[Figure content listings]
◇ ◇ ◇ ◇

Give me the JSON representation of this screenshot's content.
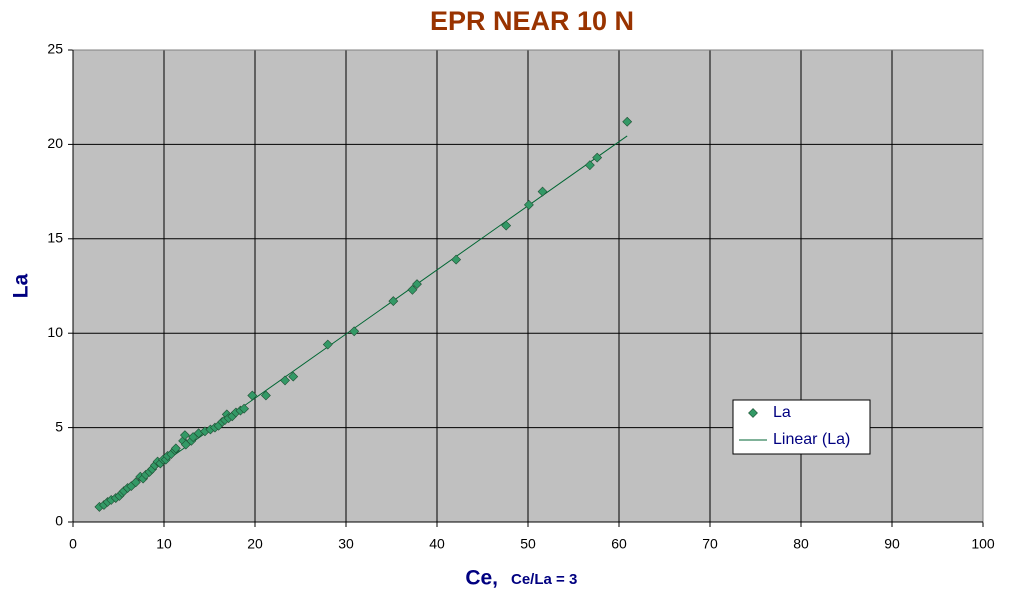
{
  "chart_data": {
    "type": "scatter",
    "title": "EPR NEAR 10 N",
    "x_label": "Ce,",
    "x_label_note": "Ce/La = 3",
    "y_label": "La",
    "xlim": [
      0,
      100
    ],
    "xticks": [
      0,
      10,
      20,
      30,
      40,
      50,
      60,
      70,
      80,
      90,
      100
    ],
    "ylim": [
      0,
      25
    ],
    "yticks": [
      0,
      5,
      10,
      15,
      20,
      25
    ],
    "grid": true,
    "series": [
      {
        "name": "La",
        "color": "#339966",
        "x": [
          2.9,
          3.4,
          3.8,
          4.2,
          4.7,
          5.1,
          5.4,
          5.6,
          6.0,
          6.4,
          6.9,
          7.4,
          7.7,
          8.0,
          8.4,
          8.7,
          9.0,
          9.3,
          9.6,
          9.9,
          10.2,
          10.4,
          10.8,
          11.2,
          11.3,
          12.1,
          12.3,
          12.4,
          13.0,
          13.2,
          13.8,
          14.5,
          15.1,
          15.6,
          16.0,
          16.4,
          16.7,
          16.9,
          17.1,
          17.5,
          17.9,
          18.4,
          18.8,
          19.7,
          21.2,
          23.3,
          24.2,
          28.0,
          30.9,
          35.2,
          37.3,
          37.8,
          42.1,
          47.6,
          50.1,
          51.6,
          56.8,
          57.6,
          60.9
        ],
        "values": [
          0.8,
          0.9,
          1.06,
          1.17,
          1.27,
          1.38,
          1.54,
          1.64,
          1.8,
          1.9,
          2.1,
          2.4,
          2.3,
          2.5,
          2.65,
          2.8,
          3.0,
          3.2,
          3.1,
          3.3,
          3.3,
          3.5,
          3.6,
          3.8,
          3.9,
          4.3,
          4.6,
          4.1,
          4.3,
          4.5,
          4.7,
          4.8,
          4.9,
          5.0,
          5.1,
          5.3,
          5.4,
          5.7,
          5.5,
          5.6,
          5.8,
          5.9,
          6.0,
          6.7,
          6.7,
          7.5,
          7.7,
          9.4,
          10.1,
          11.7,
          12.3,
          12.6,
          13.9,
          15.7,
          16.8,
          17.5,
          18.9,
          19.3,
          21.2
        ]
      },
      {
        "name": "Linear (La)",
        "color": "#006633",
        "x": [
          2.9,
          60.9
        ],
        "values": [
          0.75,
          20.45
        ]
      }
    ]
  }
}
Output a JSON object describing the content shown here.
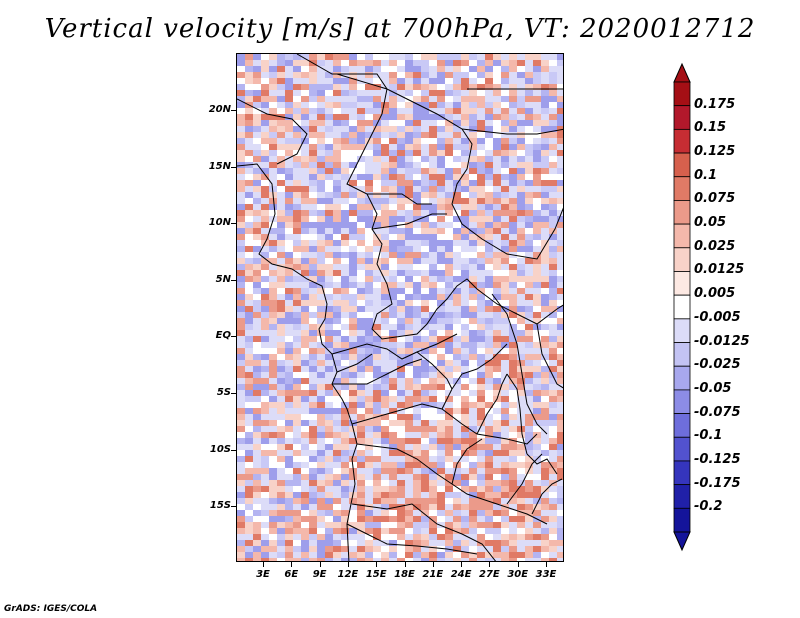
{
  "title": "Vertical velocity [m/s] at 700hPa, VT: 2020012712",
  "footer": "GrADS: IGES/COLA",
  "map": {
    "lat_labels": [
      "20N",
      "15N",
      "10N",
      "5N",
      "EQ",
      "5S",
      "10S",
      "15S"
    ],
    "lon_labels": [
      "3E",
      "6E",
      "9E",
      "12E",
      "15E",
      "18E",
      "21E",
      "24E",
      "27E",
      "30E",
      "33E"
    ]
  },
  "colorbar": {
    "labels": [
      "0.175",
      "0.15",
      "0.125",
      "0.1",
      "0.075",
      "0.05",
      "0.025",
      "0.0125",
      "0.005",
      "-0.005",
      "-0.0125",
      "-0.025",
      "-0.05",
      "-0.075",
      "-0.1",
      "-0.125",
      "-0.175",
      "-0.2"
    ],
    "colors": [
      "#a50f15",
      "#b2182b",
      "#c62d33",
      "#d6604d",
      "#e07a66",
      "#eb9a8a",
      "#f4b8ab",
      "#f8d2c8",
      "#fde9e3",
      "#ffffff",
      "#dcdcf8",
      "#c3c3f3",
      "#a8a8ee",
      "#8c8ce6",
      "#6e6edc",
      "#5252cf",
      "#3535bd",
      "#2020a8",
      "#14149a"
    ]
  }
}
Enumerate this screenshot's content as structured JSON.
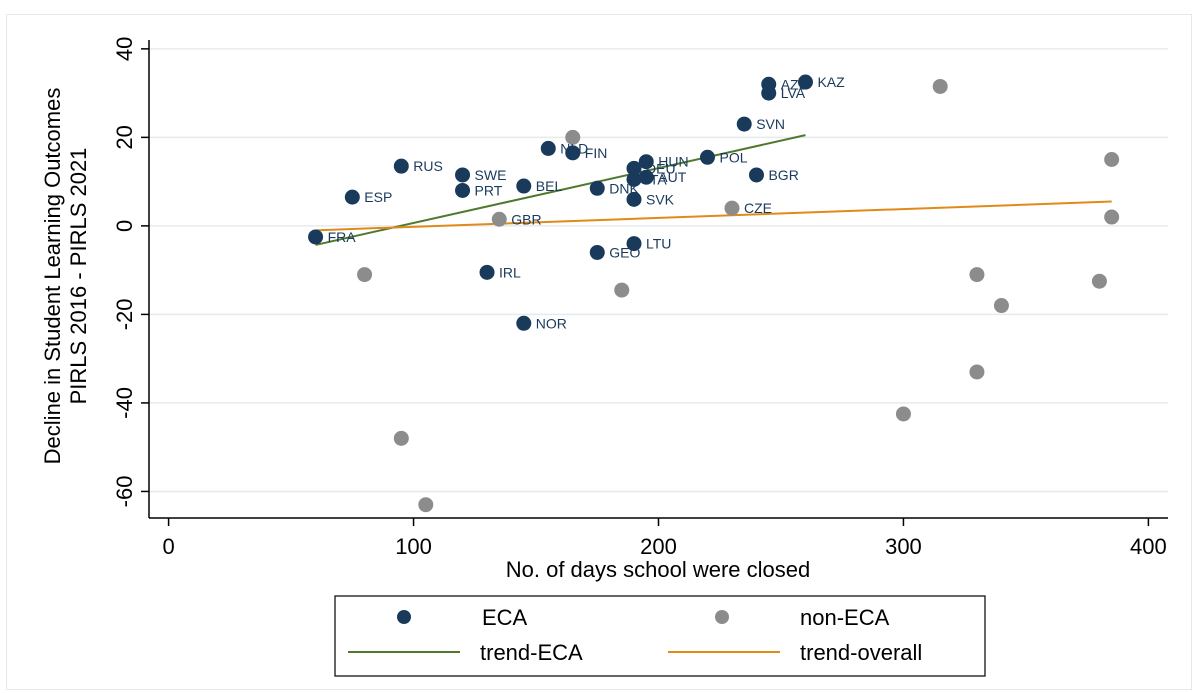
{
  "chart_data": {
    "type": "scatter",
    "title": "",
    "xlabel": "No. of days school were closed",
    "ylabel_lines": [
      "Decline in Student Learning Outcomes",
      "PIRLS 2016 - PIRLS 2021"
    ],
    "xlim": [
      -8,
      408
    ],
    "ylim": [
      -66,
      42
    ],
    "x_ticks": [
      0,
      100,
      200,
      300,
      400
    ],
    "y_ticks": [
      40,
      20,
      0,
      -20,
      -40,
      -60
    ],
    "y_tick_labels": [
      "40",
      "20",
      "0",
      "-20",
      "-40",
      "-60"
    ],
    "grid": true,
    "colors": {
      "eca": "#1a3a5c",
      "non_eca": "#8c8c8c",
      "trend_eca": "#4f7a2e",
      "trend_overall": "#e08a1a",
      "grid": "#e6eaee"
    },
    "series": [
      {
        "name": "ECA",
        "points": [
          {
            "x": 60,
            "y": -2.5,
            "label": "FRA"
          },
          {
            "x": 75,
            "y": 6.5,
            "label": "ESP"
          },
          {
            "x": 95,
            "y": 13.5,
            "label": "RUS"
          },
          {
            "x": 120,
            "y": 11.5,
            "label": "SWE"
          },
          {
            "x": 120,
            "y": 8,
            "label": "PRT"
          },
          {
            "x": 145,
            "y": 9,
            "label": "BEL"
          },
          {
            "x": 155,
            "y": 17.5,
            "label": "NLD"
          },
          {
            "x": 165,
            "y": 16.5,
            "label": "FIN"
          },
          {
            "x": 130,
            "y": -10.5,
            "label": "IRL"
          },
          {
            "x": 145,
            "y": -22,
            "label": "NOR"
          },
          {
            "x": 175,
            "y": 8.5,
            "label": "DNK"
          },
          {
            "x": 175,
            "y": -6,
            "label": "GEO"
          },
          {
            "x": 190,
            "y": 6,
            "label": "SVK"
          },
          {
            "x": 190,
            "y": -4,
            "label": "LTU"
          },
          {
            "x": 190,
            "y": 13,
            "label": "DEU"
          },
          {
            "x": 195,
            "y": 14.5,
            "label": "HUN"
          },
          {
            "x": 190,
            "y": 10.5,
            "label": "ITA"
          },
          {
            "x": 195,
            "y": 11,
            "label": "AUT"
          },
          {
            "x": 220,
            "y": 15.5,
            "label": "POL"
          },
          {
            "x": 235,
            "y": 23,
            "label": "SVN"
          },
          {
            "x": 240,
            "y": 11.5,
            "label": "BGR"
          },
          {
            "x": 245,
            "y": 32,
            "label": "AZE"
          },
          {
            "x": 245,
            "y": 30,
            "label": "LVA"
          },
          {
            "x": 260,
            "y": 32.5,
            "label": "KAZ"
          }
        ]
      },
      {
        "name": "non-ECA",
        "points": [
          {
            "x": 80,
            "y": -11,
            "label": ""
          },
          {
            "x": 95,
            "y": -48,
            "label": ""
          },
          {
            "x": 105,
            "y": -63,
            "label": ""
          },
          {
            "x": 135,
            "y": 1.5,
            "label": "GBR"
          },
          {
            "x": 165,
            "y": 20,
            "label": ""
          },
          {
            "x": 185,
            "y": -14.5,
            "label": ""
          },
          {
            "x": 230,
            "y": 4,
            "label": "CZE"
          },
          {
            "x": 300,
            "y": -42.5,
            "label": ""
          },
          {
            "x": 315,
            "y": 31.5,
            "label": ""
          },
          {
            "x": 330,
            "y": -11,
            "label": ""
          },
          {
            "x": 330,
            "y": -33,
            "label": ""
          },
          {
            "x": 340,
            "y": -18,
            "label": ""
          },
          {
            "x": 380,
            "y": -12.5,
            "label": ""
          },
          {
            "x": 385,
            "y": 15,
            "label": ""
          },
          {
            "x": 385,
            "y": 2,
            "label": ""
          }
        ]
      }
    ],
    "trend_lines": [
      {
        "name": "trend-ECA",
        "x": [
          60,
          260
        ],
        "y": [
          -4.3,
          20.5
        ]
      },
      {
        "name": "trend-overall",
        "x": [
          60,
          385
        ],
        "y": [
          -1,
          5.5
        ]
      }
    ],
    "legend": {
      "placement": "bottom-center",
      "items": [
        "ECA",
        "non-ECA",
        "trend-ECA",
        "trend-overall"
      ]
    }
  }
}
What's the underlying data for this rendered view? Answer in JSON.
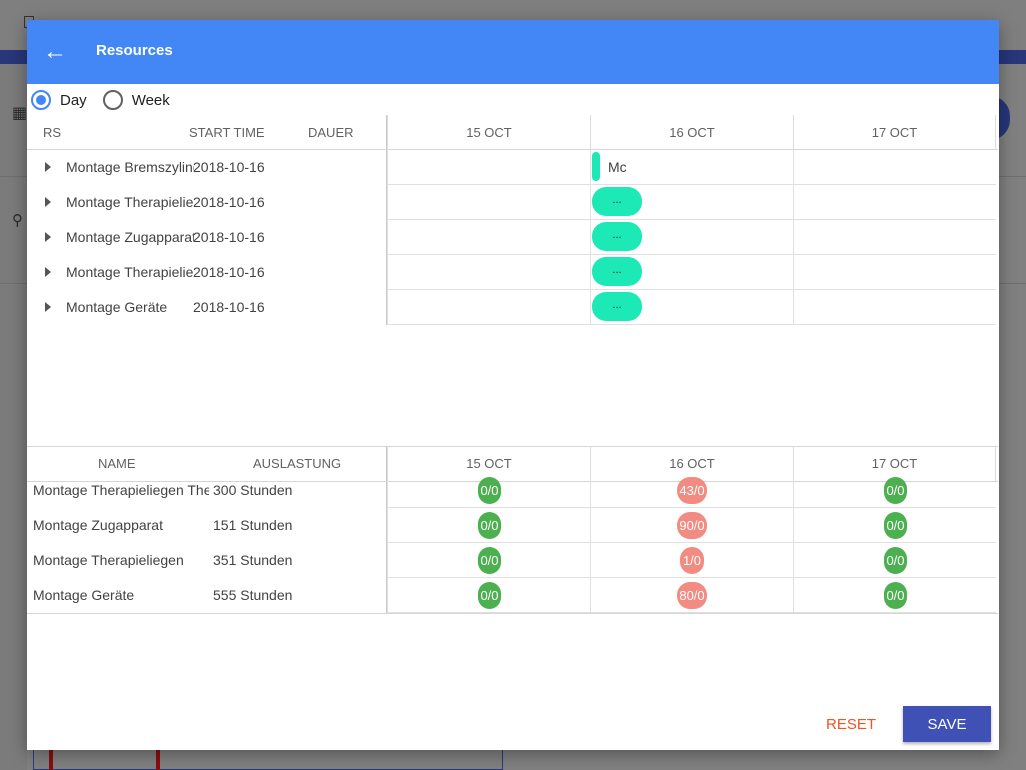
{
  "dialog": {
    "title": "Resources",
    "back_icon": "←"
  },
  "view_toggle": {
    "options": [
      {
        "label": "Day",
        "selected": true
      },
      {
        "label": "Week",
        "selected": false
      }
    ]
  },
  "tasks_grid": {
    "headers": {
      "rs": "RS",
      "start_time": "START TIME",
      "dauer": "DAUER"
    },
    "date_columns": [
      "15 OCT",
      "16 OCT",
      "17 OCT"
    ],
    "rows": [
      {
        "name": "Montage Bremszylinder",
        "start": "2018-10-16",
        "bar_label": "Mc"
      },
      {
        "name": "Montage Therapieliegen",
        "start": "2018-10-16",
        "bar_label": "..."
      },
      {
        "name": "Montage Zugapparat",
        "start": "2018-10-16",
        "bar_label": "..."
      },
      {
        "name": "Montage Therapieliegen",
        "start": "2018-10-16",
        "bar_label": "..."
      },
      {
        "name": "Montage Geräte",
        "start": "2018-10-16",
        "bar_label": "..."
      }
    ]
  },
  "resources_grid": {
    "headers": {
      "name": "NAME",
      "auslastung": "AUSLASTUNG"
    },
    "date_columns": [
      "15 OCT",
      "16 OCT",
      "17 OCT"
    ],
    "rows": [
      {
        "name": "Montage Therapieliegen Therapie",
        "load": "300 Stunden",
        "values": [
          "0/0",
          "43/0",
          "0/0"
        ]
      },
      {
        "name": "Montage Zugapparat",
        "load": "151 Stunden",
        "values": [
          "0/0",
          "90/0",
          "0/0"
        ]
      },
      {
        "name": "Montage Therapieliegen",
        "load": "351 Stunden",
        "values": [
          "0/0",
          "1/0",
          "0/0"
        ]
      },
      {
        "name": "Montage Geräte",
        "load": "555 Stunden",
        "values": [
          "0/0",
          "80/0",
          "0/0"
        ]
      }
    ]
  },
  "actions": {
    "reset": "RESET",
    "save": "SAVE"
  },
  "colors": {
    "header": "#4287f5",
    "task_bar": "#1de9b6",
    "badge_green": "#4caf50",
    "badge_red": "#f28b82",
    "save_button": "#3f51b5",
    "reset_text": "#f4511e"
  }
}
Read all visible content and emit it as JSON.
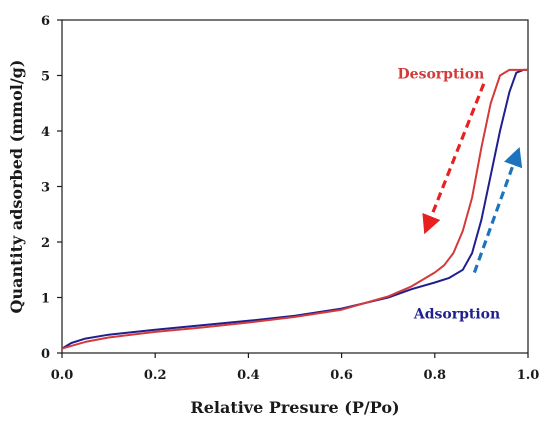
{
  "chart_data": {
    "type": "line",
    "xlabel": "Relative Presure (P/Po)",
    "ylabel": "Quantity adsorbed (mmol/g)",
    "xlim": [
      0,
      1
    ],
    "ylim": [
      0,
      6
    ],
    "x_ticks": [
      "0.0",
      "0.2",
      "0.4",
      "0.6",
      "0.8",
      "1.0"
    ],
    "y_ticks": [
      "0",
      "1",
      "2",
      "3",
      "4",
      "5",
      "6"
    ],
    "grid": false,
    "legend": "none",
    "series": [
      {
        "name": "Adsorption",
        "color": "#1f1f8f",
        "points": [
          [
            0.0,
            0.08
          ],
          [
            0.02,
            0.18
          ],
          [
            0.05,
            0.26
          ],
          [
            0.1,
            0.33
          ],
          [
            0.2,
            0.42
          ],
          [
            0.3,
            0.5
          ],
          [
            0.4,
            0.58
          ],
          [
            0.5,
            0.67
          ],
          [
            0.6,
            0.8
          ],
          [
            0.7,
            1.0
          ],
          [
            0.75,
            1.15
          ],
          [
            0.8,
            1.27
          ],
          [
            0.83,
            1.35
          ],
          [
            0.86,
            1.5
          ],
          [
            0.88,
            1.8
          ],
          [
            0.9,
            2.4
          ],
          [
            0.92,
            3.2
          ],
          [
            0.94,
            4.0
          ],
          [
            0.96,
            4.7
          ],
          [
            0.975,
            5.05
          ],
          [
            0.99,
            5.1
          ],
          [
            1.0,
            5.1
          ]
        ]
      },
      {
        "name": "Desorption",
        "color": "#d43a3a",
        "points": [
          [
            1.0,
            5.1
          ],
          [
            0.98,
            5.1
          ],
          [
            0.96,
            5.1
          ],
          [
            0.94,
            5.0
          ],
          [
            0.92,
            4.5
          ],
          [
            0.9,
            3.7
          ],
          [
            0.88,
            2.8
          ],
          [
            0.86,
            2.2
          ],
          [
            0.84,
            1.8
          ],
          [
            0.82,
            1.58
          ],
          [
            0.8,
            1.45
          ],
          [
            0.75,
            1.2
          ],
          [
            0.7,
            1.02
          ],
          [
            0.6,
            0.78
          ],
          [
            0.5,
            0.65
          ],
          [
            0.4,
            0.55
          ],
          [
            0.3,
            0.46
          ],
          [
            0.2,
            0.38
          ],
          [
            0.1,
            0.28
          ],
          [
            0.05,
            0.2
          ],
          [
            0.0,
            0.08
          ]
        ]
      }
    ],
    "annotations": [
      {
        "text": "Desorption",
        "color": "#d43a3a",
        "x": 0.72,
        "y": 4.95,
        "arrow_from": [
          0.905,
          4.85
        ],
        "arrow_to": [
          0.785,
          2.3
        ]
      },
      {
        "text": "Adsorption",
        "color": "#1f1f8f",
        "x": 0.755,
        "y": 0.62,
        "arrow_from": [
          0.885,
          1.45
        ],
        "arrow_to": [
          0.975,
          3.55
        ]
      }
    ]
  },
  "colors": {
    "desorption_arrow": "#e82020",
    "adsorption_arrow": "#1e73be",
    "axis": "#1a1a1a"
  }
}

◇ ◇ ◇ ◇

## [EXERCISE]
A line counts if it holds the word "load". Work out how many lines in the listing count, and give only that number.

## [COMPLETED TASK]
4